-- start --

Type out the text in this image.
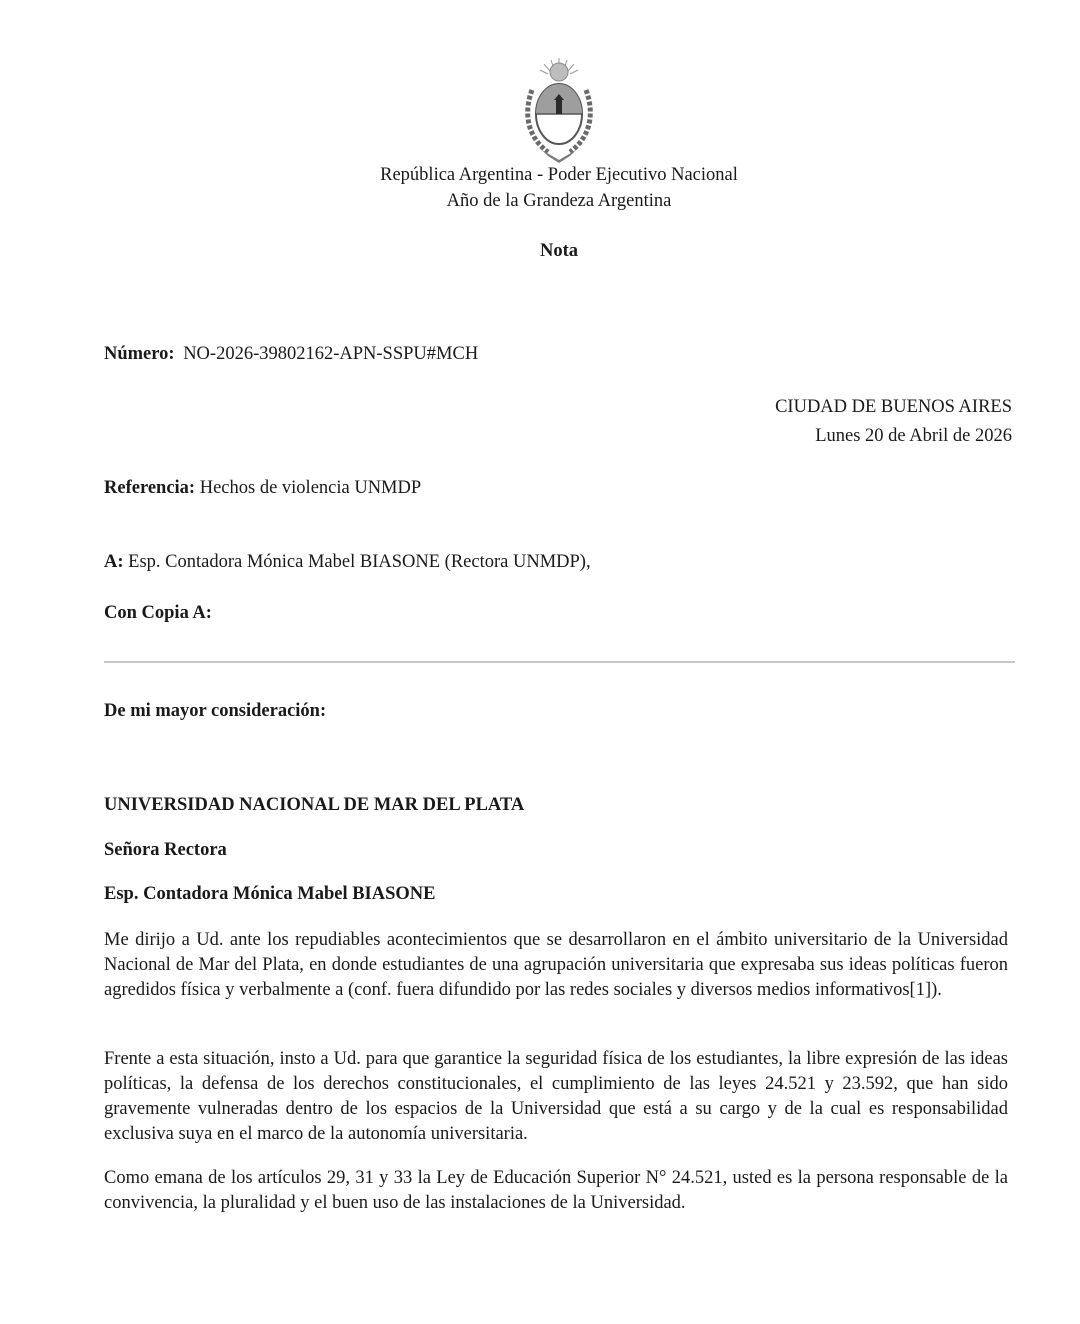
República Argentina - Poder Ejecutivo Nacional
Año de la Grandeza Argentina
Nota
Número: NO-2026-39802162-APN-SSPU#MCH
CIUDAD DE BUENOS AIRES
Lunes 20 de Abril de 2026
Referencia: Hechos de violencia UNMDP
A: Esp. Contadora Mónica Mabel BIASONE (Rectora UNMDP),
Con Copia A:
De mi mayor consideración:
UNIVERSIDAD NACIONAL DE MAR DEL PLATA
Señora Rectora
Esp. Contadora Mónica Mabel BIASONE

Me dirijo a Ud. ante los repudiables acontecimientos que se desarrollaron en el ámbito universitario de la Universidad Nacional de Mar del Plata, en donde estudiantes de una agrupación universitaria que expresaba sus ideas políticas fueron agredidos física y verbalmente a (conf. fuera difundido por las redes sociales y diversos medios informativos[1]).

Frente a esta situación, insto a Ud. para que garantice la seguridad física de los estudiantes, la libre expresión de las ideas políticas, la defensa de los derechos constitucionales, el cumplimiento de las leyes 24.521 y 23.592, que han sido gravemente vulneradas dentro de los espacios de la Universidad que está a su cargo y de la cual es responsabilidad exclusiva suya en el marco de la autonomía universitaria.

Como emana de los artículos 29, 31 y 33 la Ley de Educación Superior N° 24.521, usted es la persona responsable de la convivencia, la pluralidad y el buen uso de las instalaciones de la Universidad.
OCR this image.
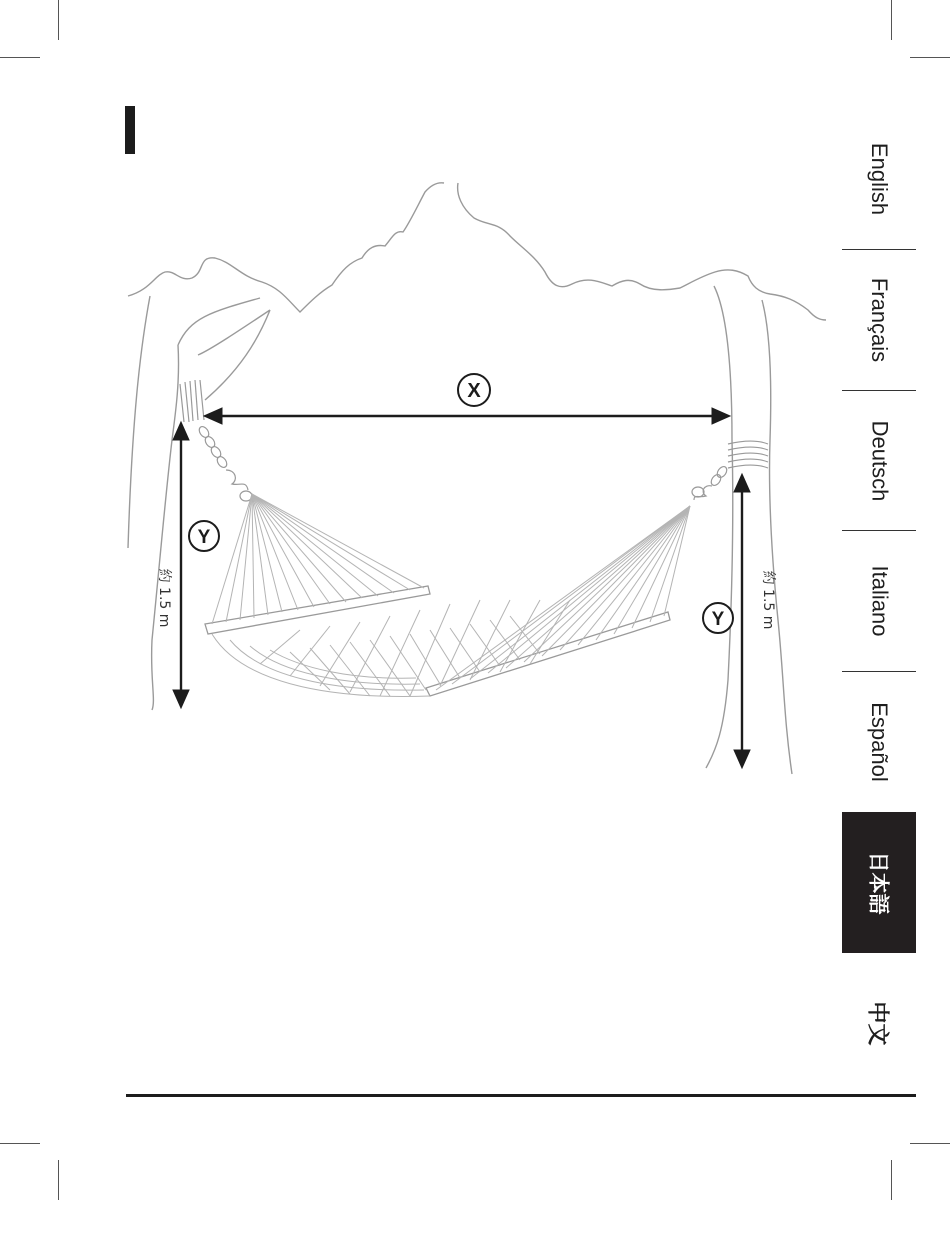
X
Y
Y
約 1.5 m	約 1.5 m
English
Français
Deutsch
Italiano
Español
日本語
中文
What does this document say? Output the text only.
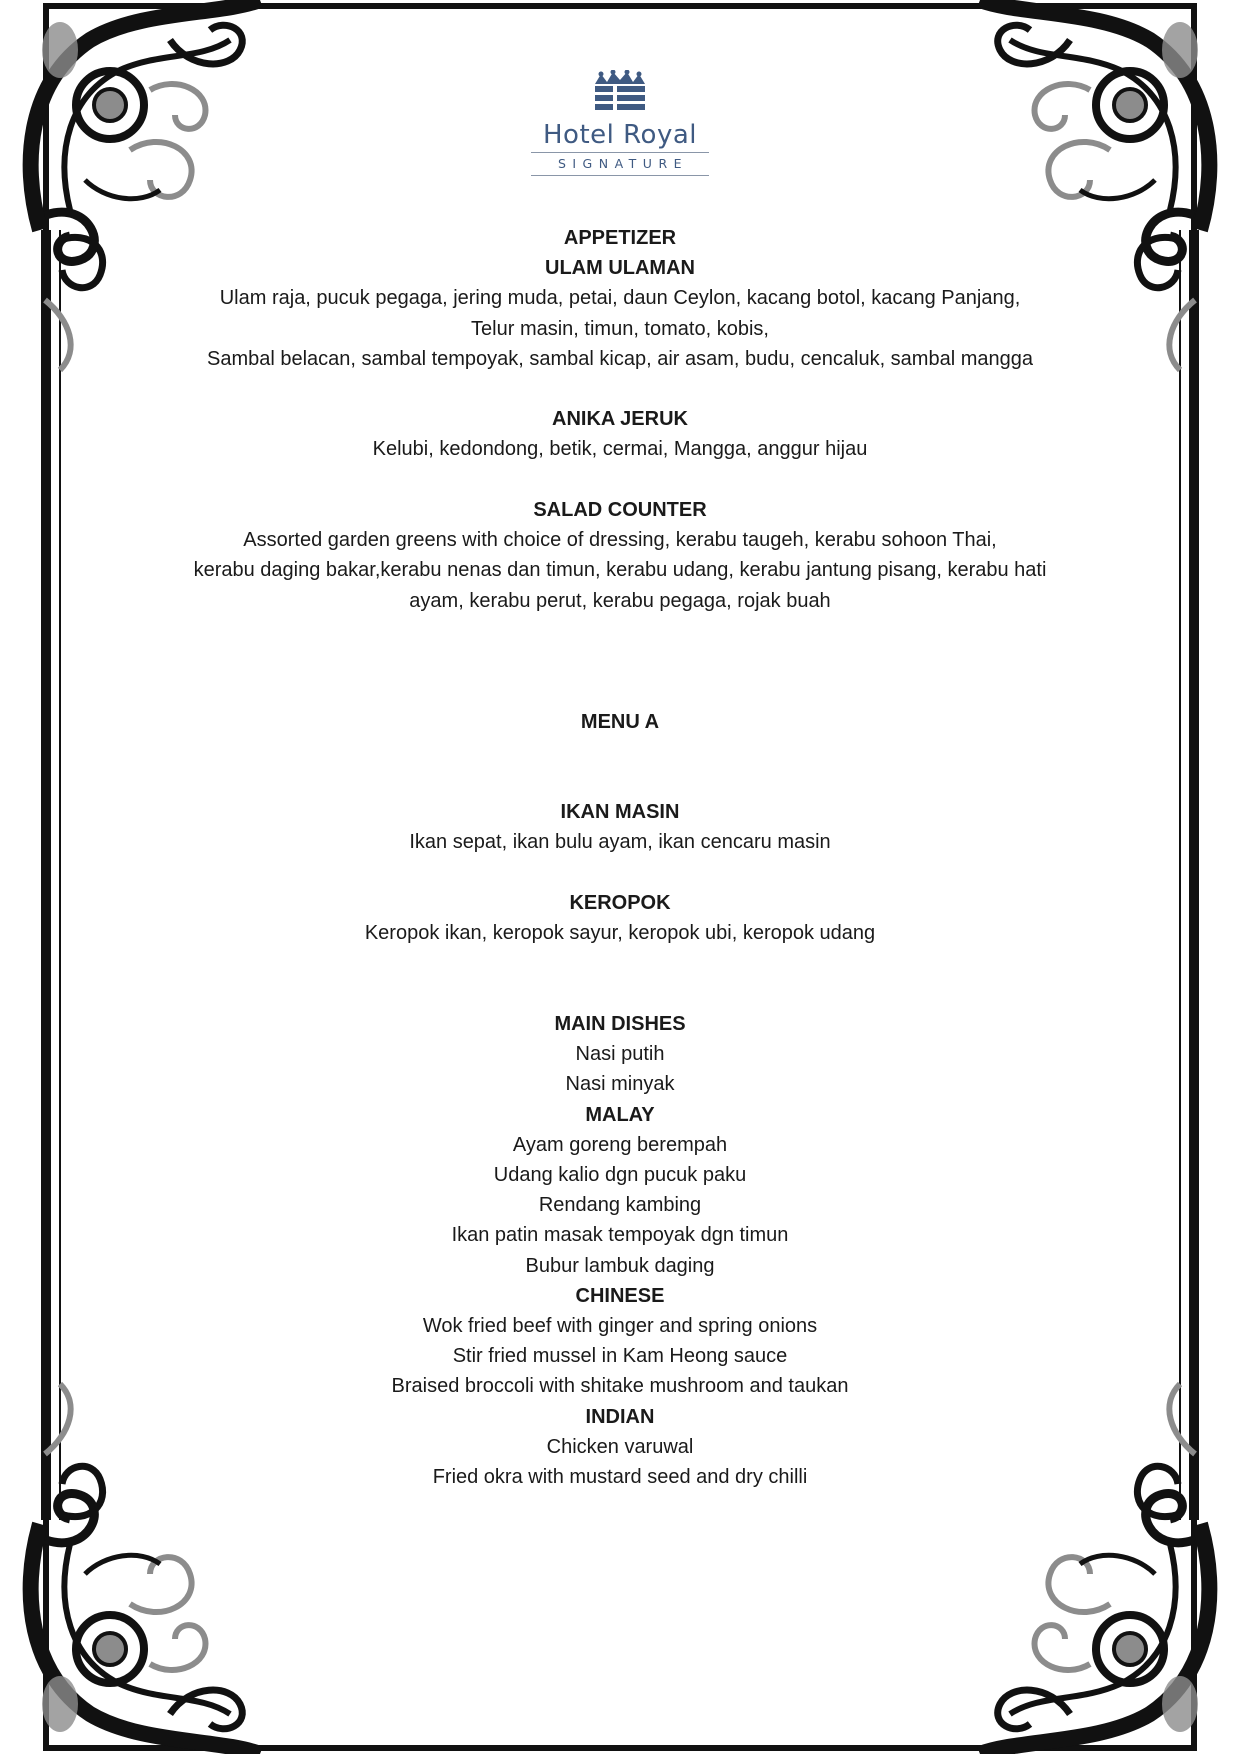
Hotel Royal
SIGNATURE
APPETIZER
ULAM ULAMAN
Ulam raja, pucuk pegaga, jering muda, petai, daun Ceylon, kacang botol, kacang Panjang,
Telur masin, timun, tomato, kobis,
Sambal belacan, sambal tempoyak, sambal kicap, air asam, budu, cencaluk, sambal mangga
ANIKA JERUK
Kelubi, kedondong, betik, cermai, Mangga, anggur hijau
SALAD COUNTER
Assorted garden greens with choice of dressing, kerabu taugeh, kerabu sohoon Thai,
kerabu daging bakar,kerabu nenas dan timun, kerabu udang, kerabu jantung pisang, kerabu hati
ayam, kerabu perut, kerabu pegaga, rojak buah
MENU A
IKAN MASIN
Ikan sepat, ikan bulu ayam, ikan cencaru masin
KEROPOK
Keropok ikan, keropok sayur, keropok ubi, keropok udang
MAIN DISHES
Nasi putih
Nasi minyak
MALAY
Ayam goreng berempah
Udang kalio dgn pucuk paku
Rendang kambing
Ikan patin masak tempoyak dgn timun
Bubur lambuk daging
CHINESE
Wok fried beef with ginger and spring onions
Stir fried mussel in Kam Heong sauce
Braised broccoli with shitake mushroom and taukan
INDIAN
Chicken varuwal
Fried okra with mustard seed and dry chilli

-- end --

GIVEN TASK: The entries above are to be returned exactly, without their pictures.

COMPLETE ANSWER:
Type out the text in this image.
República Argentina - Poder Ejecutivo Nacional
Año de la Grandeza Argentina
Nota
Número: NO-2026-39802162-APN-SSPU#MCH
CIUDAD DE BUENOS AIRES
Lunes 20 de Abril de 2026
Referencia: Hechos de violencia UNMDP
A: Esp. Contadora Mónica Mabel BIASONE (Rectora UNMDP),
Con Copia A:
De mi mayor consideración:
UNIVERSIDAD NACIONAL DE MAR DEL PLATA
Señora Rectora
Esp. Contadora Mónica Mabel BIASONE

Me dirijo a Ud. ante los repudiables acontecimientos que se desarrollaron en el ámbito universitario de la Universidad Nacional de Mar del Plata, en donde estudiantes de una agrupación universitaria que expresaba sus ideas políticas fueron agredidos física y verbalmente a (conf. fuera difundido por las redes sociales y diversos medios informativos[1]).

Frente a esta situación, insto a Ud. para que garantice la seguridad física de los estudiantes, la libre expresión de las ideas políticas, la defensa de los derechos constitucionales, el cumplimiento de las leyes 24.521 y 23.592, que han sido gravemente vulneradas dentro de los espacios de la Universidad que está a su cargo y de la cual es responsabilidad exclusiva suya en el marco de la autonomía universitaria.

Como emana de los artículos 29, 31 y 33 la Ley de Educación Superior N° 24.521, usted es la persona responsable de la convivencia, la pluralidad y el buen uso de las instalaciones de la Universidad.
OCR this image.
X
Y
Y
約 1.5 m	約 1.5 m
English
Français
Deutsch
Italiano
Español
日本語
中文
What does this document say? Output the text only.
Hotel Royal
SIGNATURE
APPETIZER
ULAM ULAMAN
Ulam raja, pucuk pegaga, jering muda, petai, daun Ceylon, kacang botol, kacang Panjang,
Telur masin, timun, tomato, kobis,
Sambal belacan, sambal tempoyak, sambal kicap, air asam, budu, cencaluk, sambal mangga
ANIKA JERUK
Kelubi, kedondong, betik, cermai, Mangga, anggur hijau
SALAD COUNTER
Assorted garden greens with choice of dressing, kerabu taugeh, kerabu sohoon Thai,
kerabu daging bakar,kerabu nenas dan timun, kerabu udang, kerabu jantung pisang, kerabu hati
ayam, kerabu perut, kerabu pegaga, rojak buah
MENU A
IKAN MASIN
Ikan sepat, ikan bulu ayam, ikan cencaru masin
KEROPOK
Keropok ikan, keropok sayur, keropok ubi, keropok udang
MAIN DISHES
Nasi putih
Nasi minyak
MALAY
Ayam goreng berempah
Udang kalio dgn pucuk paku
Rendang kambing
Ikan patin masak tempoyak dgn timun
Bubur lambuk daging
CHINESE
Wok fried beef with ginger and spring onions
Stir fried mussel in Kam Heong sauce
Braised broccoli with shitake mushroom and taukan
INDIAN
Chicken varuwal
Fried okra with mustard seed and dry chilli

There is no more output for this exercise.